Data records
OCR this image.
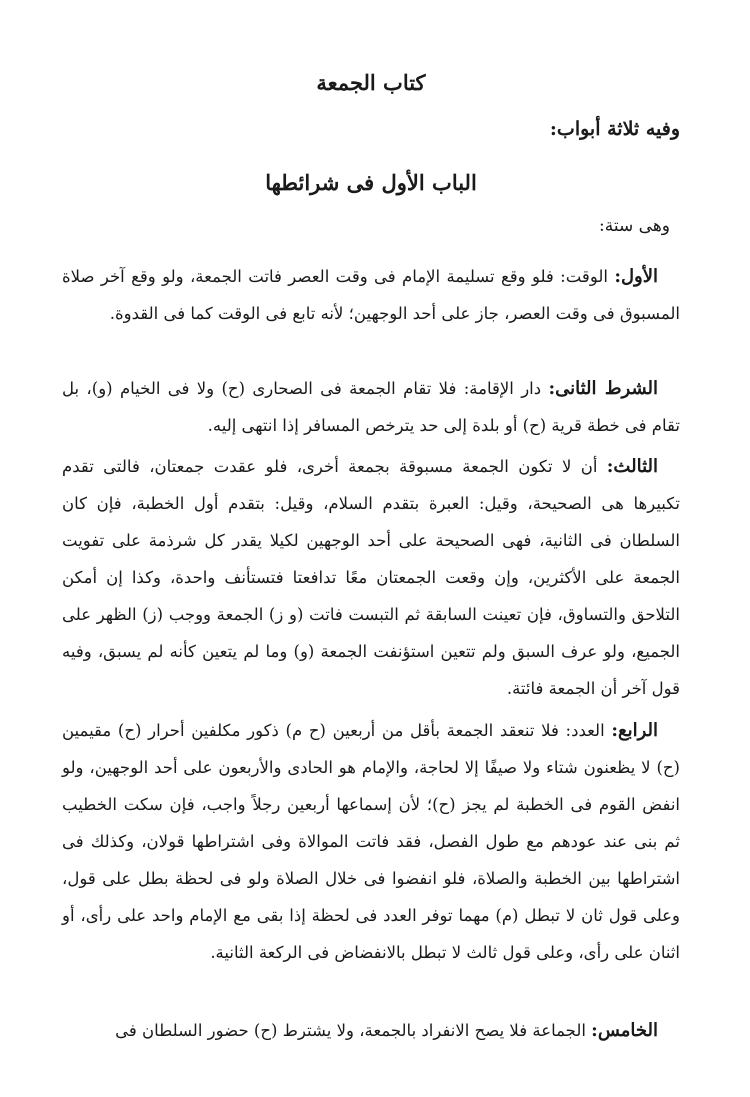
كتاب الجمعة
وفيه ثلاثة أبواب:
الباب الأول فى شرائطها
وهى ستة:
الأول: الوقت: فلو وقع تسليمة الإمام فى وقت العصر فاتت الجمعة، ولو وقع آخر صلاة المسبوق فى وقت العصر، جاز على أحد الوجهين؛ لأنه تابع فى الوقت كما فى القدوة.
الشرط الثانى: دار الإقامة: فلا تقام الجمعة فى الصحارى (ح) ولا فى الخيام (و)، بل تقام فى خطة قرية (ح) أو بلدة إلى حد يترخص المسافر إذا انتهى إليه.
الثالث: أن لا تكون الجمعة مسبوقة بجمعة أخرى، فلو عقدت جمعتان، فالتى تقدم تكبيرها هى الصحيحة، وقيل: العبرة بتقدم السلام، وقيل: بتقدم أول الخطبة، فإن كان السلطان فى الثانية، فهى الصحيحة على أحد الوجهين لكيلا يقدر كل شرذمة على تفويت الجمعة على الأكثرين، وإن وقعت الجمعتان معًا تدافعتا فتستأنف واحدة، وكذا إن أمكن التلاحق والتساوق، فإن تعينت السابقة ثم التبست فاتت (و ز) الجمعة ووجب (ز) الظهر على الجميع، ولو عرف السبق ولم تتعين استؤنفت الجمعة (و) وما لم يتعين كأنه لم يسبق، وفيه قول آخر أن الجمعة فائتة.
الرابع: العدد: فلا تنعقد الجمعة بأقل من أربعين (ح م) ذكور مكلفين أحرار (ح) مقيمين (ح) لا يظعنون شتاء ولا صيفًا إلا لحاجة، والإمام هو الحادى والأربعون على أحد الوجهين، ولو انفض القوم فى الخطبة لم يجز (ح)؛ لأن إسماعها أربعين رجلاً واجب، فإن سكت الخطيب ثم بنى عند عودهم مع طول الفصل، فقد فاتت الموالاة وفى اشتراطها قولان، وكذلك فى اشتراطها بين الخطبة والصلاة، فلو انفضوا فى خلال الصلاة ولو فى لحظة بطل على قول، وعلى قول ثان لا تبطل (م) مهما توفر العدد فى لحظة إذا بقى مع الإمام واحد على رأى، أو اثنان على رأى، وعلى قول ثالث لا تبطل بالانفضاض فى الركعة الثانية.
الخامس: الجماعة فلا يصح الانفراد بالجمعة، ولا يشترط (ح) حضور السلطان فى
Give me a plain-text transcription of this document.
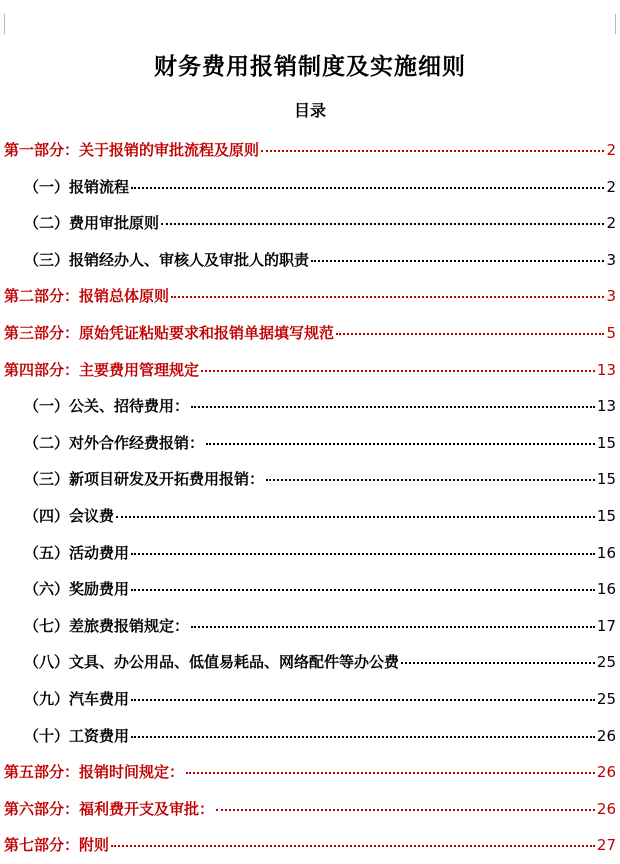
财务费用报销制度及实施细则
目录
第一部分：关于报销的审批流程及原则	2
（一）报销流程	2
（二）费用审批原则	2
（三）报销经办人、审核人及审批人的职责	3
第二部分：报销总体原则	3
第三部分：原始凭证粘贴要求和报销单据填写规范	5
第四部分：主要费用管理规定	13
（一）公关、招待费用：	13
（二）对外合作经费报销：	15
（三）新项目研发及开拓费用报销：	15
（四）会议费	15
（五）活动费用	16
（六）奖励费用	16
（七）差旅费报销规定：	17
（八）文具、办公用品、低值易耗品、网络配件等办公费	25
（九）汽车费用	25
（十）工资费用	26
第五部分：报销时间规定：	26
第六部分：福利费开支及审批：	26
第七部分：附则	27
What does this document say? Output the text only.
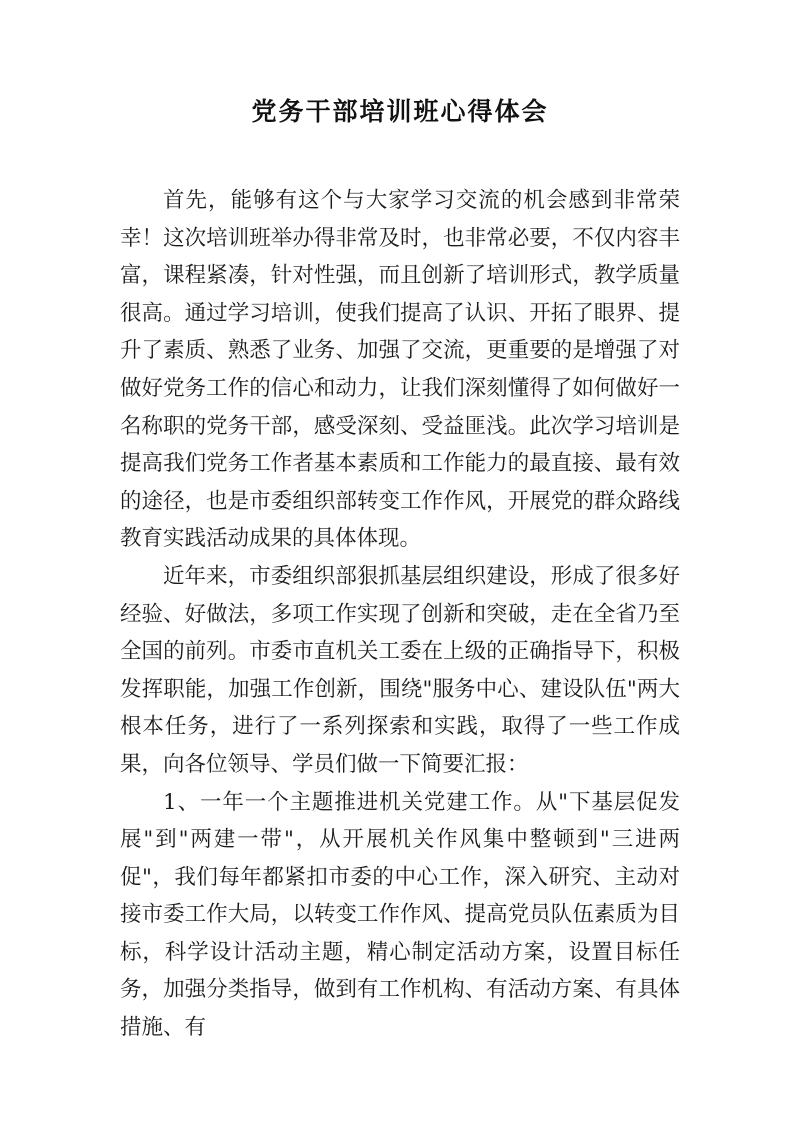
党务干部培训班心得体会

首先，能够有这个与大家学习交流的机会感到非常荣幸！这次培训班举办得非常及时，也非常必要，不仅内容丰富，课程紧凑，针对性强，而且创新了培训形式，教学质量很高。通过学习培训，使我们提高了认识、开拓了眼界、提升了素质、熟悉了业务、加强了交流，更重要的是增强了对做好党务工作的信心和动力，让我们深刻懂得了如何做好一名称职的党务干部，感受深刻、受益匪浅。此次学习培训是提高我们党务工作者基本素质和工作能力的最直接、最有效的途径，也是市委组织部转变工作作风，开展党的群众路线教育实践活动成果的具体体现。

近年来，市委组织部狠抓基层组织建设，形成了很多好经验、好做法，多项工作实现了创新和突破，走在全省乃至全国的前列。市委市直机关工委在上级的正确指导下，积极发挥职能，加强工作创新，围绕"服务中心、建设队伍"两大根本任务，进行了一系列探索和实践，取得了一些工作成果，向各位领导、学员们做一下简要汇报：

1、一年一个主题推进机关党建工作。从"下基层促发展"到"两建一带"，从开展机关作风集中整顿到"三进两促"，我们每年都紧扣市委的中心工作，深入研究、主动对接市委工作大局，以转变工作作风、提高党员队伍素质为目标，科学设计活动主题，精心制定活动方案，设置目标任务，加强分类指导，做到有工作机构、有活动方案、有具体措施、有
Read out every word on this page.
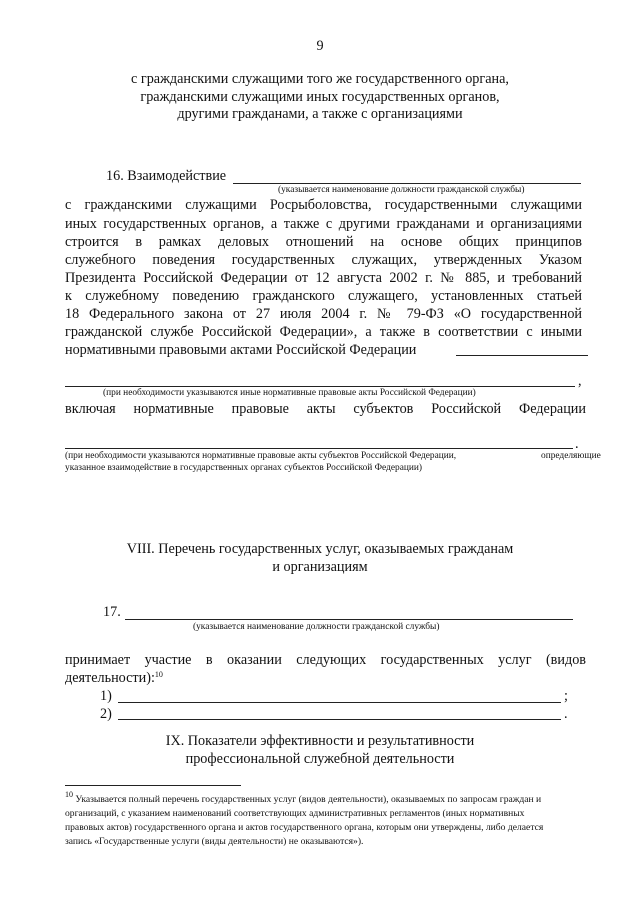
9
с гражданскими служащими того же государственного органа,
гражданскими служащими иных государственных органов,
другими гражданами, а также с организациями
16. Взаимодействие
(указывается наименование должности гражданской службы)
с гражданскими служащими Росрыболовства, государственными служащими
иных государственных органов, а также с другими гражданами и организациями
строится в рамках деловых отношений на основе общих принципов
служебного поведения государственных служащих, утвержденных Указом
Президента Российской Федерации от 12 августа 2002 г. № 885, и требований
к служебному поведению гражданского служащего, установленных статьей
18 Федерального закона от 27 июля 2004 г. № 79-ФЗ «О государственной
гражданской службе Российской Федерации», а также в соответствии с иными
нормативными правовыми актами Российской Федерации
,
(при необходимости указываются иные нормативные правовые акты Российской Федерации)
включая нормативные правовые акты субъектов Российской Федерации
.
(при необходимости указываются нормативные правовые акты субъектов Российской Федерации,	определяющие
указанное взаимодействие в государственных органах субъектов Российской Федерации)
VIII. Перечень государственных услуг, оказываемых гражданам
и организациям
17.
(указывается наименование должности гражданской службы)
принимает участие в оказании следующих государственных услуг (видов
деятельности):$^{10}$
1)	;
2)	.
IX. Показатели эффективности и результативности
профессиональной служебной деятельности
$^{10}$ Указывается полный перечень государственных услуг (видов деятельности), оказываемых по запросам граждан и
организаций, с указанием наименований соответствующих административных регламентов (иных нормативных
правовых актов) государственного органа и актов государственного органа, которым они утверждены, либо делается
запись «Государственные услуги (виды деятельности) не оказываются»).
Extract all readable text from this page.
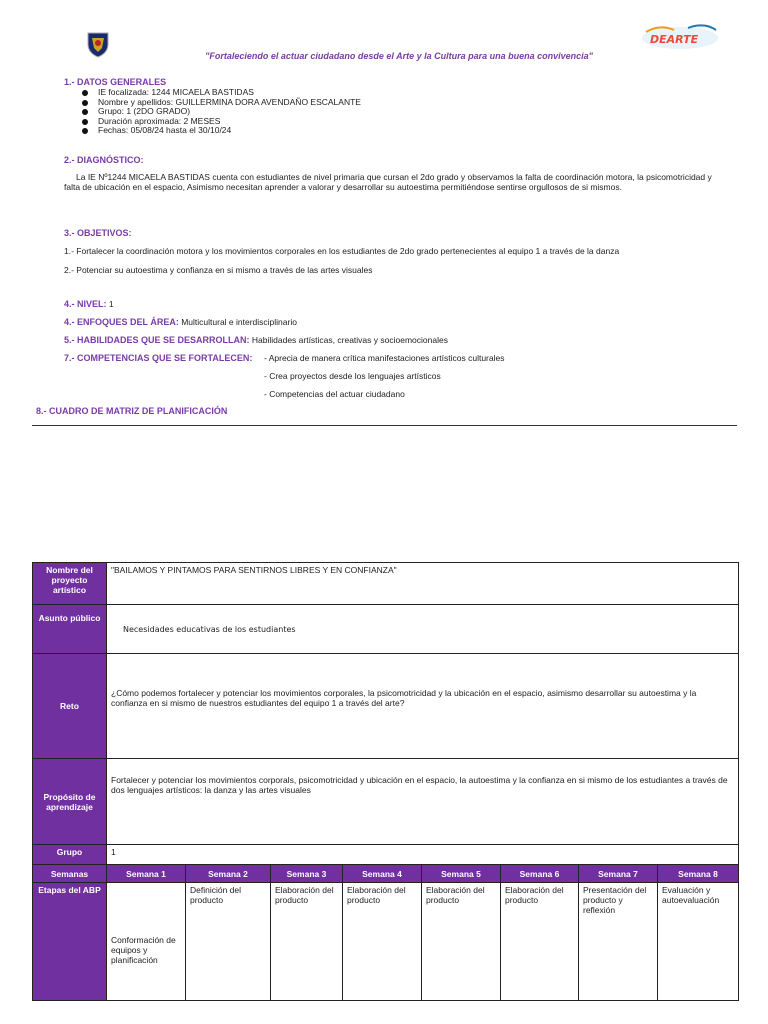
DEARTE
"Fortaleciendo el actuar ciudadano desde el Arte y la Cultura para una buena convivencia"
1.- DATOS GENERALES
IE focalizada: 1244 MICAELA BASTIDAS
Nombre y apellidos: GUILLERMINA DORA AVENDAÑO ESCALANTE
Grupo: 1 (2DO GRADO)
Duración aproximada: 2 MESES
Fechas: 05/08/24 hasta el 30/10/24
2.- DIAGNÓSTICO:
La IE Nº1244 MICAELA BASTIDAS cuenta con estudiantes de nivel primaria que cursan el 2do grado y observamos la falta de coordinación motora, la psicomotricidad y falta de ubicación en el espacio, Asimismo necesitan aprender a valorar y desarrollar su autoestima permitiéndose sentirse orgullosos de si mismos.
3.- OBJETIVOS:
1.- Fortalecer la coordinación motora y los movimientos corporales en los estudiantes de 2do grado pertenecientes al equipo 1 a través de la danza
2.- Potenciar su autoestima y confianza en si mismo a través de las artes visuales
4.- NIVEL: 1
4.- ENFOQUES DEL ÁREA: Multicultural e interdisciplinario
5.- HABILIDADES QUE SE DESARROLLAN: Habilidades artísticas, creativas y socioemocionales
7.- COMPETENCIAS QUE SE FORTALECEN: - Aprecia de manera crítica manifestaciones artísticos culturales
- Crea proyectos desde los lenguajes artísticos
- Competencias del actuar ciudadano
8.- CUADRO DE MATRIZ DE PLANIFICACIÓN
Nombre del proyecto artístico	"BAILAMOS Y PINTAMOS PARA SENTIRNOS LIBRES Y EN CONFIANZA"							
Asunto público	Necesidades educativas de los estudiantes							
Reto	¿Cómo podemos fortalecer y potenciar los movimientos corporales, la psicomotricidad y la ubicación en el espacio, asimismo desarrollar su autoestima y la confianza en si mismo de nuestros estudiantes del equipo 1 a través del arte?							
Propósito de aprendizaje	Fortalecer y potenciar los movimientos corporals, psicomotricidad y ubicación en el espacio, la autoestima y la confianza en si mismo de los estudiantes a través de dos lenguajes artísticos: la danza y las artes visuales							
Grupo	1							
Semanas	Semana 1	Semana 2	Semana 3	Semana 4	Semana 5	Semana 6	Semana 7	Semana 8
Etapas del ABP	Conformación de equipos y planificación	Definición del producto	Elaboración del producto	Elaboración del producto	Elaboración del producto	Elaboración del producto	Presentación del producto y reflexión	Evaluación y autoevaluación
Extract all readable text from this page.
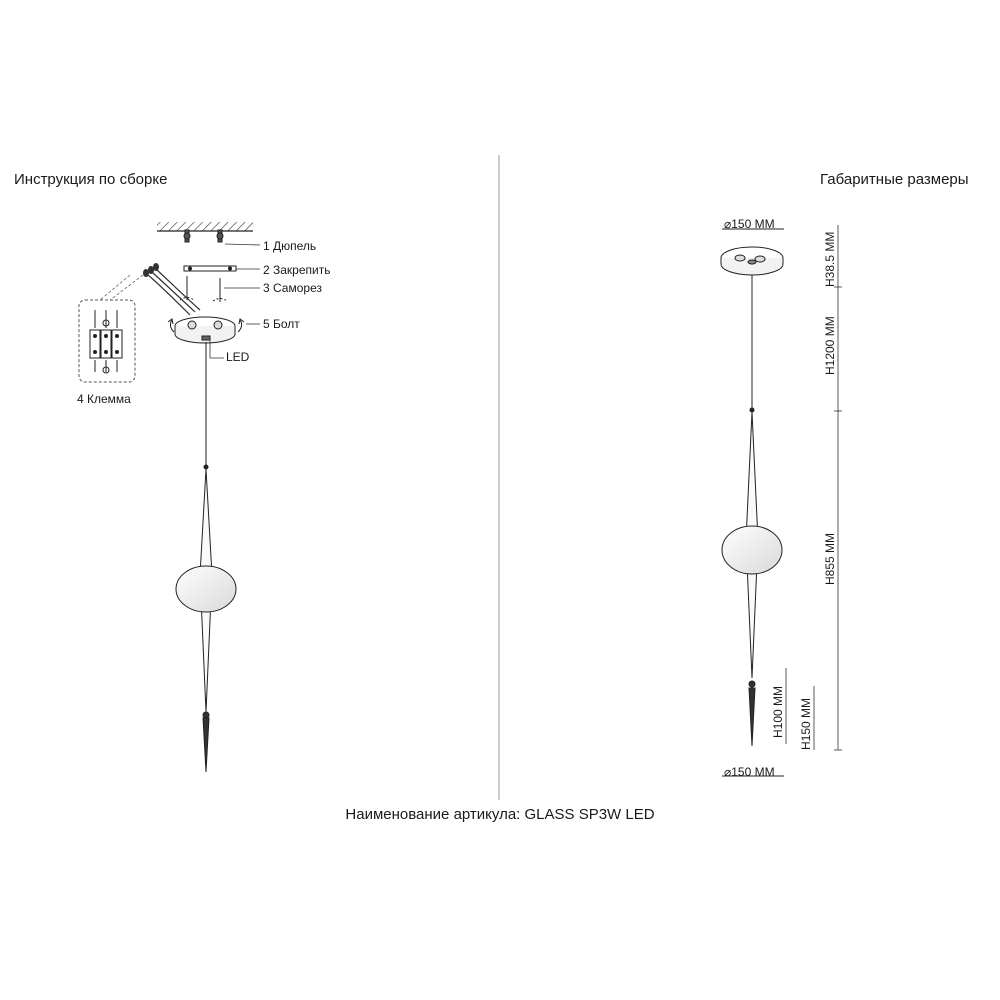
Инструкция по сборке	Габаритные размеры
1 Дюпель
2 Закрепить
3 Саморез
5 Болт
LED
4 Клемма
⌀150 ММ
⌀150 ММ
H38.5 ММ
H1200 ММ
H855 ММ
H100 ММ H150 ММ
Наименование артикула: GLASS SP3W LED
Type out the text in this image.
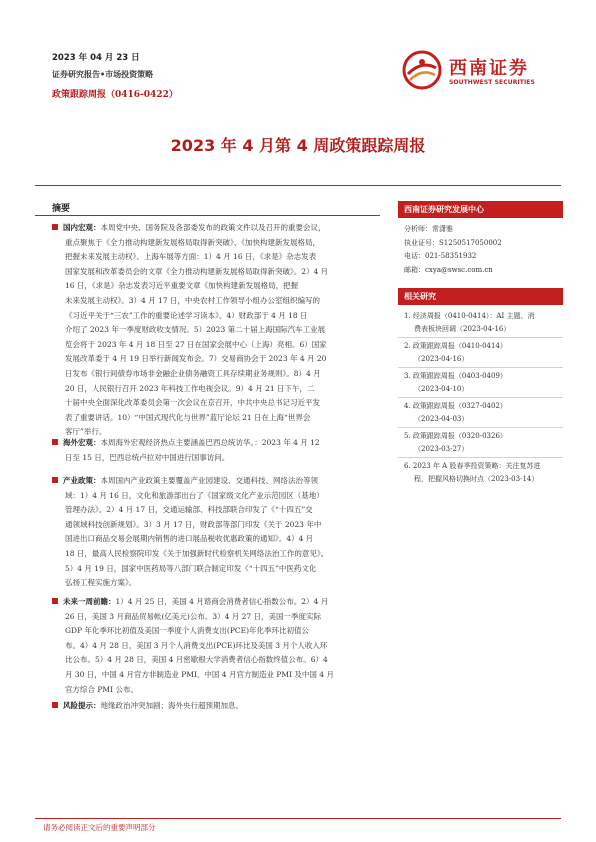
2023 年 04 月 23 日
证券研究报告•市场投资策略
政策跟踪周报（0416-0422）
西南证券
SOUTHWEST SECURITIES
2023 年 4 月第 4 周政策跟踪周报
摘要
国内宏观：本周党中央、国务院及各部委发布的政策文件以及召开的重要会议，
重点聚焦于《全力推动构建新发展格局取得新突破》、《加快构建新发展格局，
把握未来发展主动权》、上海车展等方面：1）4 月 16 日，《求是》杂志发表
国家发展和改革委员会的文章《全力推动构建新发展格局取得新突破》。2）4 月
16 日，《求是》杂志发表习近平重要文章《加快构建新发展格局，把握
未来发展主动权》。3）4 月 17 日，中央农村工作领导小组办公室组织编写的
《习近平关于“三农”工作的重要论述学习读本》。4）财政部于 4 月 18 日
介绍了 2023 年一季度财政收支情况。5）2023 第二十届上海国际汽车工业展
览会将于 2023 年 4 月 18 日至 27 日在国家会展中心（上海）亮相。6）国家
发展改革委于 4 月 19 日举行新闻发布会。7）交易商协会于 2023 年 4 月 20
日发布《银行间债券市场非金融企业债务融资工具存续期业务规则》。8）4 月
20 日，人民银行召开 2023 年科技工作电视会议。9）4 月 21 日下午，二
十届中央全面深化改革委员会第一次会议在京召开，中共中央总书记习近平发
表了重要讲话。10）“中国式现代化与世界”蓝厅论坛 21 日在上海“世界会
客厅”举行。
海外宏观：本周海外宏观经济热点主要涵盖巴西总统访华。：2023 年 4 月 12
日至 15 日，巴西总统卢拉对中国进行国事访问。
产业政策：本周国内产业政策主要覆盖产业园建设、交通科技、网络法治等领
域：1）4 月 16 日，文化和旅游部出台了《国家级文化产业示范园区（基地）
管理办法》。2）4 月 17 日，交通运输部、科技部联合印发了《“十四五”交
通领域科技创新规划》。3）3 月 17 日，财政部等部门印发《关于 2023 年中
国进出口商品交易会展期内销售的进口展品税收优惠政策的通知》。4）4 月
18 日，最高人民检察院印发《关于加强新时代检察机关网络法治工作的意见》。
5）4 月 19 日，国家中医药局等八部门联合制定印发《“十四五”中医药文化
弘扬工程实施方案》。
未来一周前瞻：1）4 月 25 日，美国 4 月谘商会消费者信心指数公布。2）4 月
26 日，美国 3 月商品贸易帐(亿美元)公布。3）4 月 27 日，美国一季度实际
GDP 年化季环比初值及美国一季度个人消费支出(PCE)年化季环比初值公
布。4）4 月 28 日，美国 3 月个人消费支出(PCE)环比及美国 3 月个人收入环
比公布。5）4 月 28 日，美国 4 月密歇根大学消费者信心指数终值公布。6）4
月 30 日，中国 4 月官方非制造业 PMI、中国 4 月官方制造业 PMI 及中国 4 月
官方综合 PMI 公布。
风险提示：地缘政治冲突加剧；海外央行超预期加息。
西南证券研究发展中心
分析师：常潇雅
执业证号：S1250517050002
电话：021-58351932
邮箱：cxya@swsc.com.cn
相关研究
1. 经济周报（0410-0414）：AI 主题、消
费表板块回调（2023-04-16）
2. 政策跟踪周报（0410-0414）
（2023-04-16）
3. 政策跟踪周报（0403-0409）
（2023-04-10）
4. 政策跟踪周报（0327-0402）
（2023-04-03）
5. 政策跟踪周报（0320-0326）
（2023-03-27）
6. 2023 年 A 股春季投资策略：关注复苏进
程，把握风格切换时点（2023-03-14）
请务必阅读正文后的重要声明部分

Aim. Copy each line above that contains the string "desde".

Exercise output.
"Fortaleciendo el actuar ciudadano desde el Arte y la Cultura para una buena convivencia"
- Crea proyectos desde los lenguajes artísticos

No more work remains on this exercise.